## Entries shown
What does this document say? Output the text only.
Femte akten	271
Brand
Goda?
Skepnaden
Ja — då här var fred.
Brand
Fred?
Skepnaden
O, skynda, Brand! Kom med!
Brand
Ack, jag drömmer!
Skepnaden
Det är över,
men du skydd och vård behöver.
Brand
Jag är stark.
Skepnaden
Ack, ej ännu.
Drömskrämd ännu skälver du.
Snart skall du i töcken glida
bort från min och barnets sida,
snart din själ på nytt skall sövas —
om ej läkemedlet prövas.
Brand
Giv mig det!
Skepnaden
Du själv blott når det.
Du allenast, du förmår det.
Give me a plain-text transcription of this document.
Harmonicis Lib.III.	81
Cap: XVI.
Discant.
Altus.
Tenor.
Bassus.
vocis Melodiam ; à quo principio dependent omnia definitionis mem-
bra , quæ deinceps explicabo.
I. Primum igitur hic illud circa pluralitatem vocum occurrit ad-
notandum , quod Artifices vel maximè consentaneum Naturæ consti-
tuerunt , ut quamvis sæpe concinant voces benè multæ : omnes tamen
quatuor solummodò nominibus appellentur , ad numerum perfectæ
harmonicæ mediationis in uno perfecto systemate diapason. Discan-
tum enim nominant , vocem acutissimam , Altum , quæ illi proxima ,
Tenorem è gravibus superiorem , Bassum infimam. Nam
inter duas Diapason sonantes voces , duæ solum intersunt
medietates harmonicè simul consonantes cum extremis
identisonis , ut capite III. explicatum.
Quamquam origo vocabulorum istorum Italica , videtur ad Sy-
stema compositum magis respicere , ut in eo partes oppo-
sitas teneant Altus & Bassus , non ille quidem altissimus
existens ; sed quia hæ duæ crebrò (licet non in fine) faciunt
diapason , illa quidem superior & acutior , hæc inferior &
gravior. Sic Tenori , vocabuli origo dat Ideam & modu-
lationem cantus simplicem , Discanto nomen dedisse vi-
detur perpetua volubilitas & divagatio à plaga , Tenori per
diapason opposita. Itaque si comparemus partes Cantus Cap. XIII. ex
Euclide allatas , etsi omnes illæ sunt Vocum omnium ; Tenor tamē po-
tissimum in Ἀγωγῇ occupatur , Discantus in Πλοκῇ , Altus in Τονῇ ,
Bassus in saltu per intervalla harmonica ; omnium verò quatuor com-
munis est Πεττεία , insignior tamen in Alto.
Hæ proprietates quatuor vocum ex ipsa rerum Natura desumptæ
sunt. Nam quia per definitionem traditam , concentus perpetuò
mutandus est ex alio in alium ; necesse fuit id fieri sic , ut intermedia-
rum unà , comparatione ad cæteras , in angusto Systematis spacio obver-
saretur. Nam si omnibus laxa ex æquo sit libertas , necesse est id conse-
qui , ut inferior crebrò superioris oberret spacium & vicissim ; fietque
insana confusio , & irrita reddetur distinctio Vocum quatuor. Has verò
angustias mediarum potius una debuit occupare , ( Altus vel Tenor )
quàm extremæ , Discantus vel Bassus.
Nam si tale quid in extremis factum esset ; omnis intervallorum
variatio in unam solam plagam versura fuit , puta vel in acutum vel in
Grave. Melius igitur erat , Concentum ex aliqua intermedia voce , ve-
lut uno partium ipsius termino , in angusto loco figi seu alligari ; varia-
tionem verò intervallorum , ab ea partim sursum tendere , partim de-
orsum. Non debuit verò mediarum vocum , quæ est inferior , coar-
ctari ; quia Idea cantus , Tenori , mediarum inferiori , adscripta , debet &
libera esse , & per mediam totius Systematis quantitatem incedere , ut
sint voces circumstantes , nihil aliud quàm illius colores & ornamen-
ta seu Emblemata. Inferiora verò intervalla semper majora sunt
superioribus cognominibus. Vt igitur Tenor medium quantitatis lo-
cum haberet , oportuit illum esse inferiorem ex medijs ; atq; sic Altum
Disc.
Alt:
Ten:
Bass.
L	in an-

## Given request
Say how many lines of the data include the word "debuit". Respond with the number alone.

## Result of the exercise
2